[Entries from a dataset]
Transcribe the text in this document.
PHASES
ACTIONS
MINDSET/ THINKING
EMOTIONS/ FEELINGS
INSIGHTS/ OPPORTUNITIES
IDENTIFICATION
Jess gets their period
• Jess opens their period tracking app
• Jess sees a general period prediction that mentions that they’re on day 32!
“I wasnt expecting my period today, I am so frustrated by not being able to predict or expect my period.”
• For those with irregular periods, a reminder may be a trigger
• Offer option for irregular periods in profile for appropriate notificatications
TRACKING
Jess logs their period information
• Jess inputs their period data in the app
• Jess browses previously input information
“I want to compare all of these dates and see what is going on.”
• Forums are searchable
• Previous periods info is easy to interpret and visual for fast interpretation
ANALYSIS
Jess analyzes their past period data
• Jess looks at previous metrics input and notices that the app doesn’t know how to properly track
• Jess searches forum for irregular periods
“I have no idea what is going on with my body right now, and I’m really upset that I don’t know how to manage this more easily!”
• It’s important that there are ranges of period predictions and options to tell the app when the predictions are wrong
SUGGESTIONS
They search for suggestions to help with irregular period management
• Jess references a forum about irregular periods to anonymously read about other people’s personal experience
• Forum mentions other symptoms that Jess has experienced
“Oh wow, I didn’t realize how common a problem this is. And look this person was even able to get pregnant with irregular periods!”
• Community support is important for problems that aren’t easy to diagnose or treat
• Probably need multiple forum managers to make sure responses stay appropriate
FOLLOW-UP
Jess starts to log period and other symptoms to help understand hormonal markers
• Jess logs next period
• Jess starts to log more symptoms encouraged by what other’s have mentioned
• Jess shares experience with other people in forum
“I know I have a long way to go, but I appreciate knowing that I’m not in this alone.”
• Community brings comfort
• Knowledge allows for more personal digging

--

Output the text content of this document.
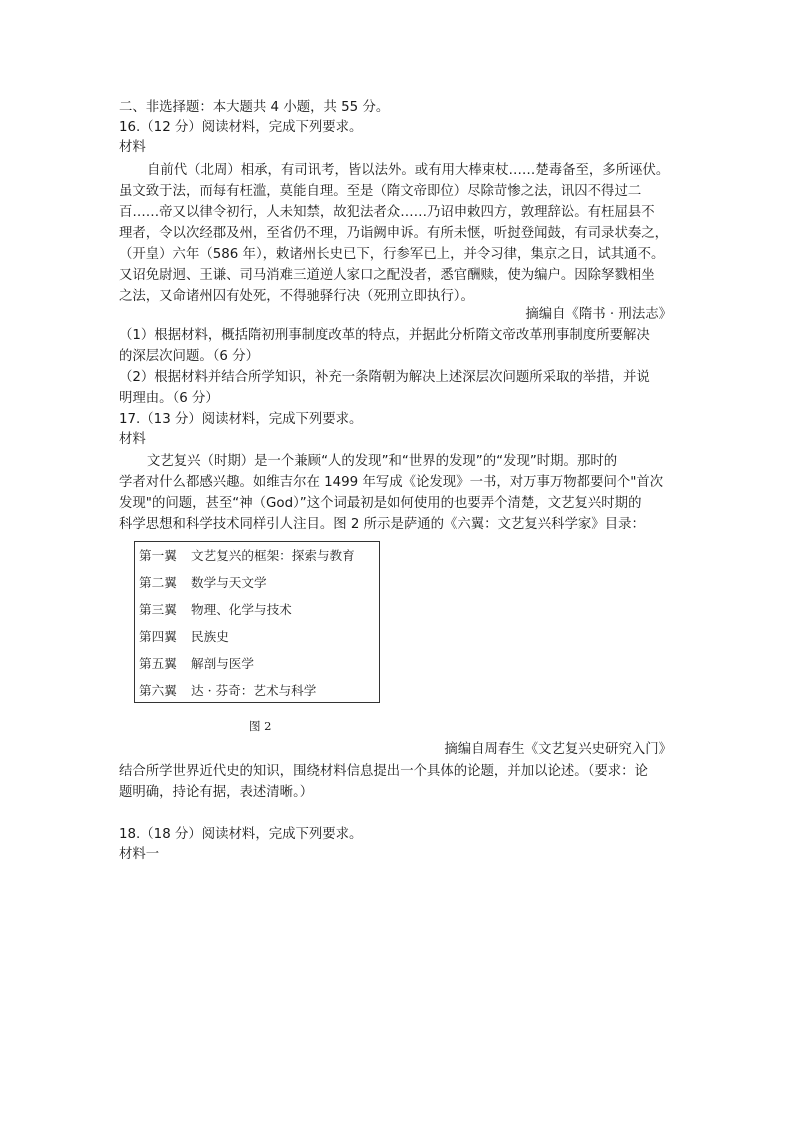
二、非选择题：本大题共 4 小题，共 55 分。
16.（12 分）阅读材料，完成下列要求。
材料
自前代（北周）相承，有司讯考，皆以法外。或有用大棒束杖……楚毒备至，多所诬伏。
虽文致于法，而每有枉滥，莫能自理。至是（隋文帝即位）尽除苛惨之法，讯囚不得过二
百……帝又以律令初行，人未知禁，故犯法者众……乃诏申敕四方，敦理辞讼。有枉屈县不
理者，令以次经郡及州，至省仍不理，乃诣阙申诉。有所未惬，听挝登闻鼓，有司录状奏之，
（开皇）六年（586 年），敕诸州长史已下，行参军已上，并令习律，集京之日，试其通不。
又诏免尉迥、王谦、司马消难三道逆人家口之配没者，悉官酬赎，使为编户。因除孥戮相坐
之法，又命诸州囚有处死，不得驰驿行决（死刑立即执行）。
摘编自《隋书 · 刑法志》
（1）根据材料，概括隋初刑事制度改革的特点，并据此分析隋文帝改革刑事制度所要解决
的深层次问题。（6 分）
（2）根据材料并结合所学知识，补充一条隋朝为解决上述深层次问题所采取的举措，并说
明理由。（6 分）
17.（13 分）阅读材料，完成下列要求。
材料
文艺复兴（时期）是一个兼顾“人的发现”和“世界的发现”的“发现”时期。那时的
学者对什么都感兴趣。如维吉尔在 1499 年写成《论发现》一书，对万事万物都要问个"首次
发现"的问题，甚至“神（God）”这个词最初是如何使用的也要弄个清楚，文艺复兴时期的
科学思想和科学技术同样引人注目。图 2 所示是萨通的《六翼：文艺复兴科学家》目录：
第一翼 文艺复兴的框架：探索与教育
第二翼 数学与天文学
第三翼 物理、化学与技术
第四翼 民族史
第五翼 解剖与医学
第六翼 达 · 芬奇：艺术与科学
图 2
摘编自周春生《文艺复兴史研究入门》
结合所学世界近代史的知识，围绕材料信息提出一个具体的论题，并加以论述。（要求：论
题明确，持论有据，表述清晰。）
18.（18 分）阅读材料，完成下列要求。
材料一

==

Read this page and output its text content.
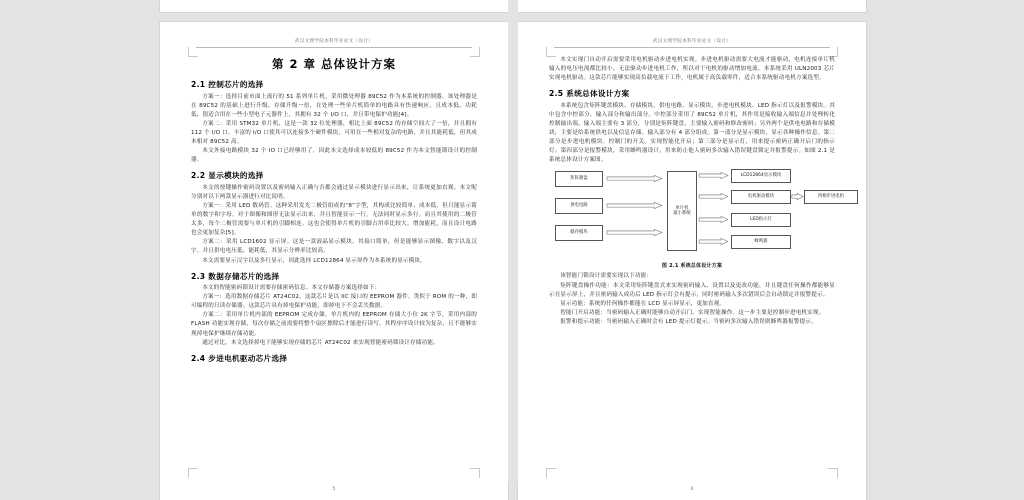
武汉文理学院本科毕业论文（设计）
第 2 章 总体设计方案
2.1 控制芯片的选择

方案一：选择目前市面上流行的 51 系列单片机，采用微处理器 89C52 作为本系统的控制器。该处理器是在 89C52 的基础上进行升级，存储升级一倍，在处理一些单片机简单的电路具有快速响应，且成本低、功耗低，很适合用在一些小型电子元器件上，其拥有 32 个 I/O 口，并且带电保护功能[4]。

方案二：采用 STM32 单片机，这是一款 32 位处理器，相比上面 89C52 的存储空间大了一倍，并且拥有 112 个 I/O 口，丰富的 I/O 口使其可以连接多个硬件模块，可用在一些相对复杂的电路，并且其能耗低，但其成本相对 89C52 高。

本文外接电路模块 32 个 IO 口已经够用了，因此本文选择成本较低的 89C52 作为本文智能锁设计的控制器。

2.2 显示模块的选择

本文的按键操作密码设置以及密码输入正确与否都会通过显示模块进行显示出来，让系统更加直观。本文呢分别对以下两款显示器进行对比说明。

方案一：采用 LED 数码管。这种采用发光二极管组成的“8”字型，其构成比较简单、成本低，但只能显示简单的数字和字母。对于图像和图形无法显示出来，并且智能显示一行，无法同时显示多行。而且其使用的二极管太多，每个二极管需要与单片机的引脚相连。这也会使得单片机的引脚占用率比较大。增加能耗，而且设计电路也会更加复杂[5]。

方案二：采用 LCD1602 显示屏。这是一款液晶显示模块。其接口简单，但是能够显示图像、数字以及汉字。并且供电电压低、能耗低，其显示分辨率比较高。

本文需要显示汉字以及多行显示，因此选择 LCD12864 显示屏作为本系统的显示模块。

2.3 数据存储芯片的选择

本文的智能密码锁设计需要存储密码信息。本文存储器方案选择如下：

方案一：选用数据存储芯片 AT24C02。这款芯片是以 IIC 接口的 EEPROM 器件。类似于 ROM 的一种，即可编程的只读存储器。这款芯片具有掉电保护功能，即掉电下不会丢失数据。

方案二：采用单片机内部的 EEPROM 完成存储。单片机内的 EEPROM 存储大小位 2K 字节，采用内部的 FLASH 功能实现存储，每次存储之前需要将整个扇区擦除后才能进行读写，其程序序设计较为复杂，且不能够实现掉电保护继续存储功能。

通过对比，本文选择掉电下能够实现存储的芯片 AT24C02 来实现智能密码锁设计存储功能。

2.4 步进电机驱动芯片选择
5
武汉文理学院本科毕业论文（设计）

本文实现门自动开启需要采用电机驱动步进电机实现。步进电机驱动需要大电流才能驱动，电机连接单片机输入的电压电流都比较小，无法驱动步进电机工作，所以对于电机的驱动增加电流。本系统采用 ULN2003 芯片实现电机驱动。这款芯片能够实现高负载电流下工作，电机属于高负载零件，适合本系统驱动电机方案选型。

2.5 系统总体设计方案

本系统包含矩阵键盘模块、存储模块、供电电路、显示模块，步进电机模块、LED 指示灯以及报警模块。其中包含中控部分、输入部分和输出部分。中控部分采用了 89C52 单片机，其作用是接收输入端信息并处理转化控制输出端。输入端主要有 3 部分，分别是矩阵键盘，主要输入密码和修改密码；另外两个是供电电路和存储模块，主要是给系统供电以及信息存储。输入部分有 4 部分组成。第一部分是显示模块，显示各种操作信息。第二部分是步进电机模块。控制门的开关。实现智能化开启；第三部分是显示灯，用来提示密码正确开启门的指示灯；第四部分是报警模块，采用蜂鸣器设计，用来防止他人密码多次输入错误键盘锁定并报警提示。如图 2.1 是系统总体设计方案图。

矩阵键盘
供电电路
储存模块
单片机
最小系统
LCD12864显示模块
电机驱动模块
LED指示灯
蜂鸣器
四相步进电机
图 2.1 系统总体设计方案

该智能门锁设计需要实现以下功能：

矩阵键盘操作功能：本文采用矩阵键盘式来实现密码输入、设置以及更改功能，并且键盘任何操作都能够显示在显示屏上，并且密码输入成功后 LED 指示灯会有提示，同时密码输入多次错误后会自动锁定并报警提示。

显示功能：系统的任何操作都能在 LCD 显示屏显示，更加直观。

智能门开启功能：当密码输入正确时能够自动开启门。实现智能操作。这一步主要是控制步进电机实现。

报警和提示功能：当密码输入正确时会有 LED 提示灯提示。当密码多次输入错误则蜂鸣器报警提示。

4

What to produce: Return only the number of lines in the entries that contain the string "periods".

Solution to this problem: 6